_Required task_
Can you copy out the data exactly? Leave the images out.

--------------------------------------------------

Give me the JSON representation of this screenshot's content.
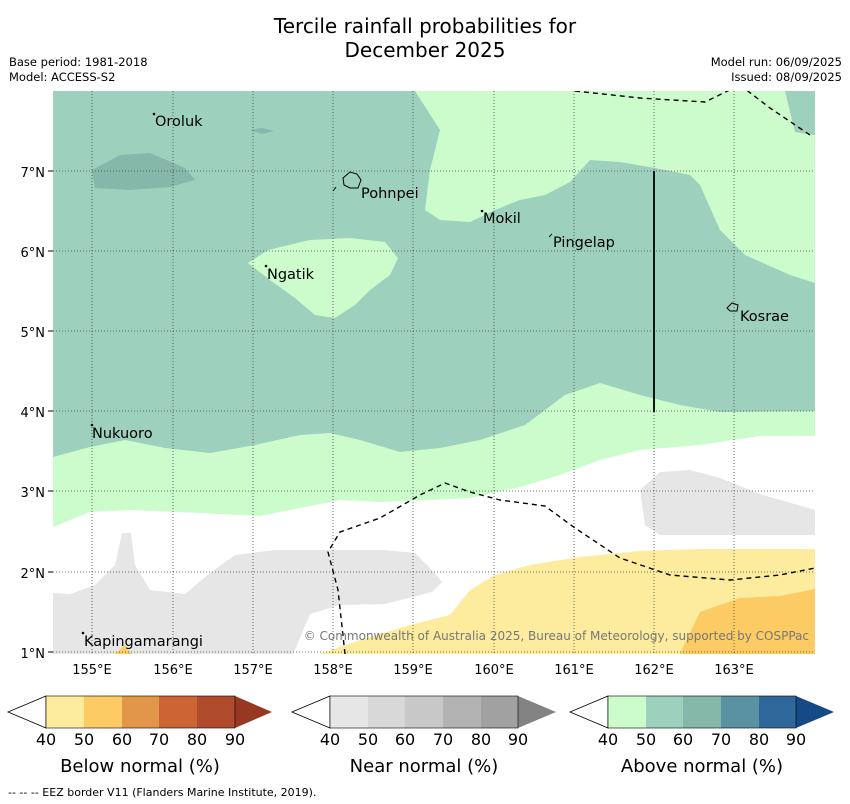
{
  "title_line1": "Tercile rainfall probabilities for",
  "title_line2": "December 2025",
  "base_period": "Base period: 1981-2018",
  "model": "Model: ACCESS-S2",
  "model_run": "Model run: 06/09/2025",
  "issued": "Issued: 08/09/2025",
  "copyright": "© Commonwealth of Australia 2025, Bureau of Meteorology, supported by COSPPac",
  "places": {
    "oroluk": "Oroluk",
    "pohnpei": "Pohnpei",
    "mokil": "Mokil",
    "pingelap": "Pingelap",
    "ngatik": "Ngatik",
    "kosrae": "Kosrae",
    "nukuoro": "Nukuoro",
    "kapingamarangi": "Kapingamarangi"
  },
  "lat_ticks": [
    "7°N",
    "6°N",
    "5°N",
    "4°N",
    "3°N",
    "2°N",
    "1°N"
  ],
  "lon_ticks": [
    "155°E",
    "156°E",
    "157°E",
    "158°E",
    "159°E",
    "160°E",
    "161°E",
    "162°E",
    "163°E"
  ],
  "colors": {
    "above_40": "#9dd1bd",
    "above_50": "#ccfccc",
    "above_60": "#86b8aa",
    "above_70": "#5b92a2",
    "above_80": "#31689b",
    "above_90": "#154a86",
    "near_40": "#e6e6e6",
    "near_50": "#d8d8d8",
    "near_60": "#c8c8c8",
    "near_70": "#b3b3b3",
    "near_80": "#a1a1a1",
    "near_90": "#838383",
    "below_40": "#fdeb9e",
    "below_50": "#fdcb63",
    "below_60": "#e2964a",
    "below_70": "#cc6533",
    "below_80": "#b04b2c",
    "below_90": "#983822"
  },
  "colorbars": {
    "below": {
      "title": "Below normal (%)",
      "ticks": [
        "40",
        "50",
        "60",
        "70",
        "80",
        "90"
      ]
    },
    "near": {
      "title": "Near normal (%)",
      "ticks": [
        "40",
        "50",
        "60",
        "70",
        "80",
        "90"
      ]
    },
    "above": {
      "title": "Above normal (%)",
      "ticks": [
        "40",
        "50",
        "60",
        "70",
        "80",
        "90"
      ]
    }
  },
  "footer": "--  --  -- EEZ border V11 (Flanders Marine Institute, 2019)."
}
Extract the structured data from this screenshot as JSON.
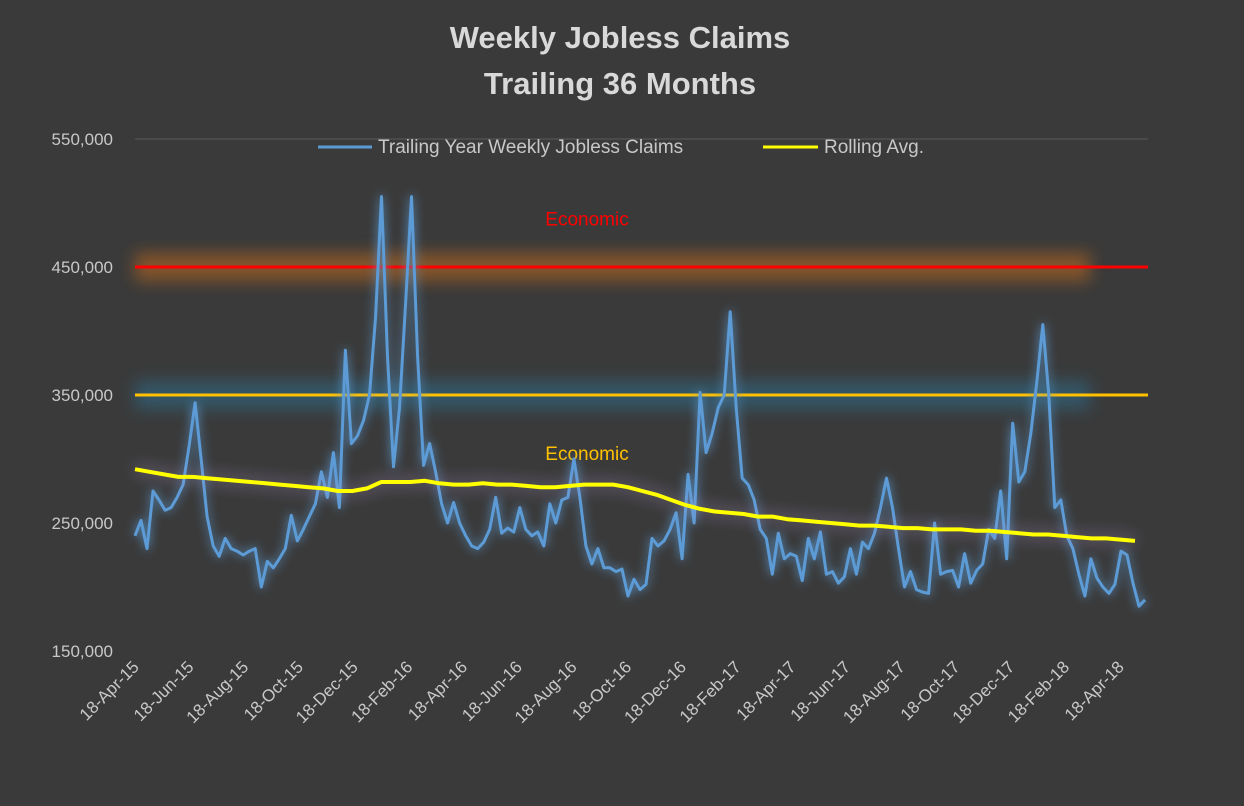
{
  "chart_data": {
    "type": "line",
    "title": [
      "Weekly Jobless Claims",
      "Trailing 36 Months"
    ],
    "ylim": [
      150000,
      550000
    ],
    "y_ticks": [
      "150,000",
      "250,000",
      "350,000",
      "450,000",
      "550,000"
    ],
    "y_tick_values": [
      150000,
      250000,
      350000,
      450000,
      550000
    ],
    "x_ticks": [
      "18-Apr-15",
      "18-Jun-15",
      "18-Aug-15",
      "18-Oct-15",
      "18-Dec-15",
      "18-Feb-16",
      "18-Apr-16",
      "18-Jun-16",
      "18-Aug-16",
      "18-Oct-16",
      "18-Dec-16",
      "18-Feb-17",
      "18-Apr-17",
      "18-Jun-17",
      "18-Aug-17",
      "18-Oct-17",
      "18-Dec-17",
      "18-Feb-18",
      "18-Apr-18"
    ],
    "grid": "horizontal-top-only",
    "legend_position": "top",
    "series": [
      {
        "name": "Trailing Year Weekly Jobless Claims",
        "color": "#5b9bd5",
        "values": [
          240000,
          252000,
          230000,
          275000,
          268000,
          260000,
          262000,
          270000,
          280000,
          310000,
          344000,
          300000,
          255000,
          232000,
          224000,
          238000,
          230000,
          228000,
          225000,
          228000,
          230000,
          200000,
          220000,
          215000,
          222000,
          230000,
          256000,
          236000,
          245000,
          255000,
          265000,
          290000,
          270000,
          305000,
          262000,
          385000,
          312000,
          318000,
          330000,
          350000,
          410000,
          505000,
          380000,
          294000,
          340000,
          420000,
          505000,
          380000,
          295000,
          312000,
          290000,
          265000,
          250000,
          266000,
          250000,
          240000,
          232000,
          230000,
          235000,
          245000,
          270000,
          242000,
          246000,
          243000,
          262000,
          245000,
          240000,
          243000,
          232000,
          265000,
          250000,
          268000,
          270000,
          300000,
          270000,
          232000,
          218000,
          230000,
          215000,
          215000,
          212000,
          214000,
          193000,
          206000,
          198000,
          202000,
          238000,
          232000,
          236000,
          245000,
          258000,
          222000,
          288000,
          250000,
          352000,
          305000,
          320000,
          340000,
          350000,
          415000,
          340000,
          285000,
          280000,
          268000,
          245000,
          238000,
          210000,
          242000,
          222000,
          226000,
          224000,
          205000,
          238000,
          222000,
          243000,
          210000,
          212000,
          203000,
          208000,
          230000,
          210000,
          235000,
          230000,
          242000,
          262000,
          285000,
          262000,
          230000,
          200000,
          212000,
          198000,
          196000,
          195000,
          250000,
          210000,
          212000,
          213000,
          200000,
          226000,
          203000,
          213000,
          218000,
          245000,
          238000,
          275000,
          222000,
          328000,
          282000,
          290000,
          320000,
          360000,
          405000,
          350000,
          262000,
          268000,
          240000,
          230000,
          210000,
          193000,
          222000,
          207000,
          200000,
          195000,
          202000,
          228000,
          225000,
          203000,
          185000,
          190000
        ]
      },
      {
        "name": "Rolling Avg.",
        "color": "#ffff00",
        "values": [
          292000,
          290000,
          288000,
          286000,
          286000,
          285000,
          284000,
          283000,
          282000,
          281000,
          280000,
          279000,
          278000,
          277000,
          275000,
          275000,
          277000,
          282000,
          282000,
          282000,
          283000,
          281000,
          280000,
          280000,
          281000,
          280000,
          280000,
          279000,
          278000,
          278000,
          279000,
          280000,
          280000,
          280000,
          278000,
          275000,
          272000,
          268000,
          264000,
          261000,
          259000,
          258000,
          257000,
          255000,
          255000,
          253000,
          252000,
          251000,
          250000,
          249000,
          248000,
          248000,
          247000,
          246000,
          246000,
          245000,
          245000,
          245000,
          244000,
          244000,
          243000,
          242000,
          241000,
          241000,
          240000,
          239000,
          238000,
          238000,
          237000,
          236000
        ]
      }
    ],
    "threshold_lines": [
      {
        "value": 450000,
        "color": "#ff0000",
        "glow": "#c46a1a",
        "label": "Economic",
        "label_value": 487000
      },
      {
        "value": 350000,
        "color": "#ffc000",
        "glow": "#2f6f8f",
        "label": "Economic",
        "label_value": 304000
      }
    ]
  }
}
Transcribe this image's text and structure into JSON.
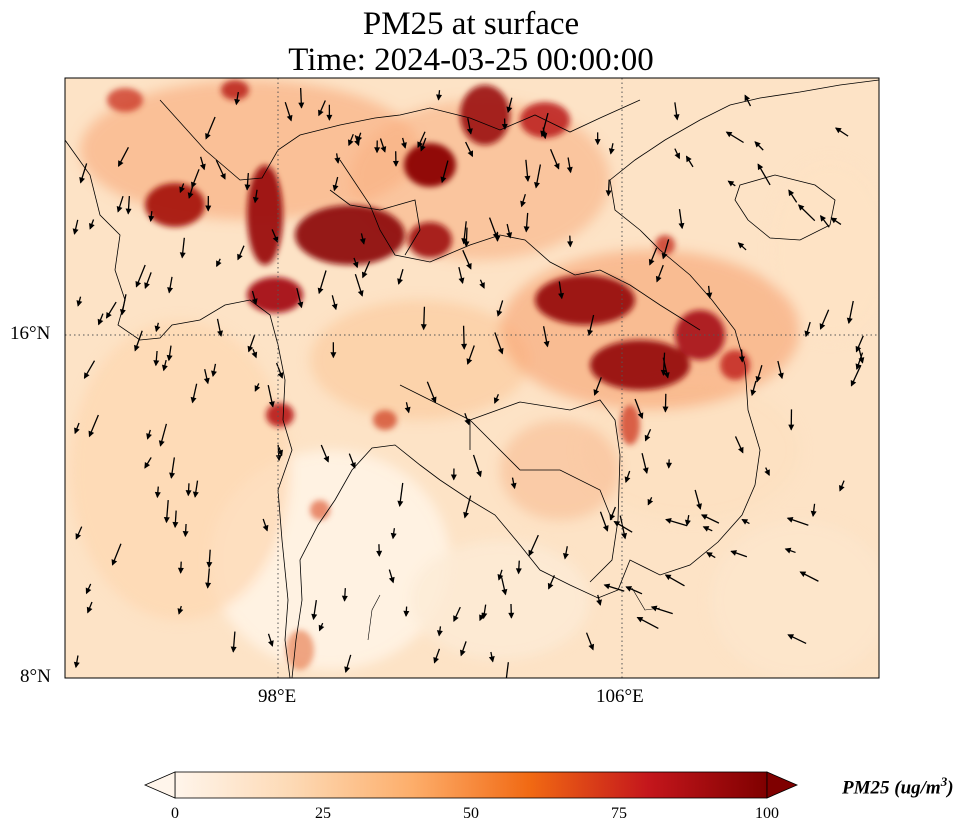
{
  "title": {
    "line1": "PM25 at surface",
    "line2": "Time: 2024-03-25 00:00:00"
  },
  "axes": {
    "lat_ticks": [
      "16°N",
      "8°N"
    ],
    "lon_ticks": [
      "98°E",
      "106°E"
    ]
  },
  "colorbar": {
    "label": "PM25 (ug/m",
    "label_sup": "3",
    "label_tail": ")",
    "ticks": [
      "0",
      "25",
      "50",
      "75",
      "100"
    ],
    "colormap": [
      "#fff5eb",
      "#fdd0a2",
      "#fd8d3c",
      "#e6550d",
      "#a50f15",
      "#67000d"
    ],
    "extend": "both"
  },
  "map": {
    "extent": {
      "lon_min": 93,
      "lon_max": 112,
      "lat_min": 8,
      "lat_max": 22
    },
    "gridlines": "dotted",
    "coastline_color": "#000000"
  }
}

--------------------------------------------------

_The output_
Give me the JSON representation of this screenshot's content.
{
  "title_line1": "Tercile rainfall probabilities for",
  "title_line2": "December 2025",
  "base_period": "Base period: 1981-2018",
  "model": "Model: ACCESS-S2",
  "model_run": "Model run: 06/09/2025",
  "issued": "Issued: 08/09/2025",
  "copyright": "© Commonwealth of Australia 2025, Bureau of Meteorology, supported by COSPPac",
  "places": {
    "oroluk": "Oroluk",
    "pohnpei": "Pohnpei",
    "mokil": "Mokil",
    "pingelap": "Pingelap",
    "ngatik": "Ngatik",
    "kosrae": "Kosrae",
    "nukuoro": "Nukuoro",
    "kapingamarangi": "Kapingamarangi"
  },
  "lat_ticks": [
    "7°N",
    "6°N",
    "5°N",
    "4°N",
    "3°N",
    "2°N",
    "1°N"
  ],
  "lon_ticks": [
    "155°E",
    "156°E",
    "157°E",
    "158°E",
    "159°E",
    "160°E",
    "161°E",
    "162°E",
    "163°E"
  ],
  "colors": {
    "above_40": "#9dd1bd",
    "above_50": "#ccfccc",
    "above_60": "#86b8aa",
    "above_70": "#5b92a2",
    "above_80": "#31689b",
    "above_90": "#154a86",
    "near_40": "#e6e6e6",
    "near_50": "#d8d8d8",
    "near_60": "#c8c8c8",
    "near_70": "#b3b3b3",
    "near_80": "#a1a1a1",
    "near_90": "#838383",
    "below_40": "#fdeb9e",
    "below_50": "#fdcb63",
    "below_60": "#e2964a",
    "below_70": "#cc6533",
    "below_80": "#b04b2c",
    "below_90": "#983822"
  },
  "colorbars": {
    "below": {
      "title": "Below normal (%)",
      "ticks": [
        "40",
        "50",
        "60",
        "70",
        "80",
        "90"
      ]
    },
    "near": {
      "title": "Near normal (%)",
      "ticks": [
        "40",
        "50",
        "60",
        "70",
        "80",
        "90"
      ]
    },
    "above": {
      "title": "Above normal (%)",
      "ticks": [
        "40",
        "50",
        "60",
        "70",
        "80",
        "90"
      ]
    }
  },
  "footer": "--  --  -- EEZ border V11 (Flanders Marine Institute, 2019)."
}
Extract the structured data from this screenshot as JSON.
{
  "chart_data": {
    "type": "line",
    "title": [
      "Weekly Jobless Claims",
      "Trailing 36 Months"
    ],
    "ylim": [
      150000,
      550000
    ],
    "y_ticks": [
      "150,000",
      "250,000",
      "350,000",
      "450,000",
      "550,000"
    ],
    "y_tick_values": [
      150000,
      250000,
      350000,
      450000,
      550000
    ],
    "x_ticks": [
      "18-Apr-15",
      "18-Jun-15",
      "18-Aug-15",
      "18-Oct-15",
      "18-Dec-15",
      "18-Feb-16",
      "18-Apr-16",
      "18-Jun-16",
      "18-Aug-16",
      "18-Oct-16",
      "18-Dec-16",
      "18-Feb-17",
      "18-Apr-17",
      "18-Jun-17",
      "18-Aug-17",
      "18-Oct-17",
      "18-Dec-17",
      "18-Feb-18",
      "18-Apr-18"
    ],
    "grid": "horizontal-top-only",
    "legend_position": "top",
    "series": [
      {
        "name": "Trailing Year Weekly Jobless Claims",
        "color": "#5b9bd5",
        "values": [
          240000,
          252000,
          230000,
          275000,
          268000,
          260000,
          262000,
          270000,
          280000,
          310000,
          344000,
          300000,
          255000,
          232000,
          224000,
          238000,
          230000,
          228000,
          225000,
          228000,
          230000,
          200000,
          220000,
          215000,
          222000,
          230000,
          256000,
          236000,
          245000,
          255000,
          265000,
          290000,
          270000,
          305000,
          262000,
          385000,
          312000,
          318000,
          330000,
          350000,
          410000,
          505000,
          380000,
          294000,
          340000,
          420000,
          505000,
          380000,
          295000,
          312000,
          290000,
          265000,
          250000,
          266000,
          250000,
          240000,
          232000,
          230000,
          235000,
          245000,
          270000,
          242000,
          246000,
          243000,
          262000,
          245000,
          240000,
          243000,
          232000,
          265000,
          250000,
          268000,
          270000,
          300000,
          270000,
          232000,
          218000,
          230000,
          215000,
          215000,
          212000,
          214000,
          193000,
          206000,
          198000,
          202000,
          238000,
          232000,
          236000,
          245000,
          258000,
          222000,
          288000,
          250000,
          352000,
          305000,
          320000,
          340000,
          350000,
          415000,
          340000,
          285000,
          280000,
          268000,
          245000,
          238000,
          210000,
          242000,
          222000,
          226000,
          224000,
          205000,
          238000,
          222000,
          243000,
          210000,
          212000,
          203000,
          208000,
          230000,
          210000,
          235000,
          230000,
          242000,
          262000,
          285000,
          262000,
          230000,
          200000,
          212000,
          198000,
          196000,
          195000,
          250000,
          210000,
          212000,
          213000,
          200000,
          226000,
          203000,
          213000,
          218000,
          245000,
          238000,
          275000,
          222000,
          328000,
          282000,
          290000,
          320000,
          360000,
          405000,
          350000,
          262000,
          268000,
          240000,
          230000,
          210000,
          193000,
          222000,
          207000,
          200000,
          195000,
          202000,
          228000,
          225000,
          203000,
          185000,
          190000
        ]
      },
      {
        "name": "Rolling Avg.",
        "color": "#ffff00",
        "values": [
          292000,
          290000,
          288000,
          286000,
          286000,
          285000,
          284000,
          283000,
          282000,
          281000,
          280000,
          279000,
          278000,
          277000,
          275000,
          275000,
          277000,
          282000,
          282000,
          282000,
          283000,
          281000,
          280000,
          280000,
          281000,
          280000,
          280000,
          279000,
          278000,
          278000,
          279000,
          280000,
          280000,
          280000,
          278000,
          275000,
          272000,
          268000,
          264000,
          261000,
          259000,
          258000,
          257000,
          255000,
          255000,
          253000,
          252000,
          251000,
          250000,
          249000,
          248000,
          248000,
          247000,
          246000,
          246000,
          245000,
          245000,
          245000,
          244000,
          244000,
          243000,
          242000,
          241000,
          241000,
          240000,
          239000,
          238000,
          238000,
          237000,
          236000
        ]
      }
    ],
    "threshold_lines": [
      {
        "value": 450000,
        "color": "#ff0000",
        "glow": "#c46a1a",
        "label": "Economic",
        "label_value": 487000
      },
      {
        "value": 350000,
        "color": "#ffc000",
        "glow": "#2f6f8f",
        "label": "Economic",
        "label_value": 304000
      }
    ]
  }
}
Transcribe this image's text and structure into JSON.
{
  "title": {
    "line1": "PM25 at surface",
    "line2": "Time: 2024-03-25 00:00:00"
  },
  "axes": {
    "lat_ticks": [
      "16°N",
      "8°N"
    ],
    "lon_ticks": [
      "98°E",
      "106°E"
    ]
  },
  "colorbar": {
    "label": "PM25 (ug/m",
    "label_sup": "3",
    "label_tail": ")",
    "ticks": [
      "0",
      "25",
      "50",
      "75",
      "100"
    ],
    "colormap": [
      "#fff5eb",
      "#fdd0a2",
      "#fd8d3c",
      "#e6550d",
      "#a50f15",
      "#67000d"
    ],
    "extend": "both"
  },
  "map": {
    "extent": {
      "lon_min": 93,
      "lon_max": 112,
      "lat_min": 8,
      "lat_max": 22
    },
    "gridlines": "dotted",
    "coastline_color": "#000000"
  }
}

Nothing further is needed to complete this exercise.